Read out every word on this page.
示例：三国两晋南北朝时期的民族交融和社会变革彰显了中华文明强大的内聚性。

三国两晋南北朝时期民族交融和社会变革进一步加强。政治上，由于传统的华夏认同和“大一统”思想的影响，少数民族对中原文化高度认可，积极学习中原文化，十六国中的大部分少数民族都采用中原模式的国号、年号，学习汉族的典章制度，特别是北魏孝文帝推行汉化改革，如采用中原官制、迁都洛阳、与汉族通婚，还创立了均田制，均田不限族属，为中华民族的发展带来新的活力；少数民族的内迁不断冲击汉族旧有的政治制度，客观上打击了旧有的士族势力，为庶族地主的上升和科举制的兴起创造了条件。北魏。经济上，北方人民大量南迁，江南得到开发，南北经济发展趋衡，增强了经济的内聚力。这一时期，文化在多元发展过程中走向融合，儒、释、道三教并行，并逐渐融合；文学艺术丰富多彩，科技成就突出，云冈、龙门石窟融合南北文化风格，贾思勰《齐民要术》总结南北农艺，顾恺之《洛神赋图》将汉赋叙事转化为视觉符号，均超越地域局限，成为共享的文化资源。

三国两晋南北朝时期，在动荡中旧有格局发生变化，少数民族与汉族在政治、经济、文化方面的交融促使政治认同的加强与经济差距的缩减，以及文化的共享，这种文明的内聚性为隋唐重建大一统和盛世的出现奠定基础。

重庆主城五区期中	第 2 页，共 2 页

-=-=-

Give all the records again. Match them exactly.

» Written solution:
Read out every word on this page.
示例：三国两晋南北朝时期的民族交融和社会变革彰显了中华文明强大的内聚性。

三国两晋南北朝时期民族交融和社会变革进一步加强。政治上，由于传统的华夏认同和“大一统”思想的影响，少数民族对中原文化高度认可，积极学习中原文化，十六国中的大部分少数民族都采用中原模式的国号、年号，学习汉族的典章制度，特别是北魏孝文帝推行汉化改革，如采用中原官制、迁都洛阳、与汉族通婚，还创立了均田制，均田不限族属，为中华民族的发展带来新的活力；少数民族的内迁不断冲击汉族旧有的政治制度，客观上打击了旧有的士族势力，为庶族地主的上升和科举制的兴起创造了条件。北魏。经济上，北方人民大量南迁，江南得到开发，南北经济发展趋衡，增强了经济的内聚力。这一时期，文化在多元发展过程中走向融合，儒、释、道三教并行，并逐渐融合；文学艺术丰富多彩，科技成就突出，云冈、龙门石窟融合南北文化风格，贾思勰《齐民要术》总结南北农艺，顾恺之《洛神赋图》将汉赋叙事转化为视觉符号，均超越地域局限，成为共享的文化资源。

三国两晋南北朝时期，在动荡中旧有格局发生变化，少数民族与汉族在政治、经济、文化方面的交融促使政治认同的加强与经济差距的缩减，以及文化的共享，这种文明的内聚性为隋唐重建大一统和盛世的出现奠定基础。

重庆主城五区期中	第 2 页，共 2 页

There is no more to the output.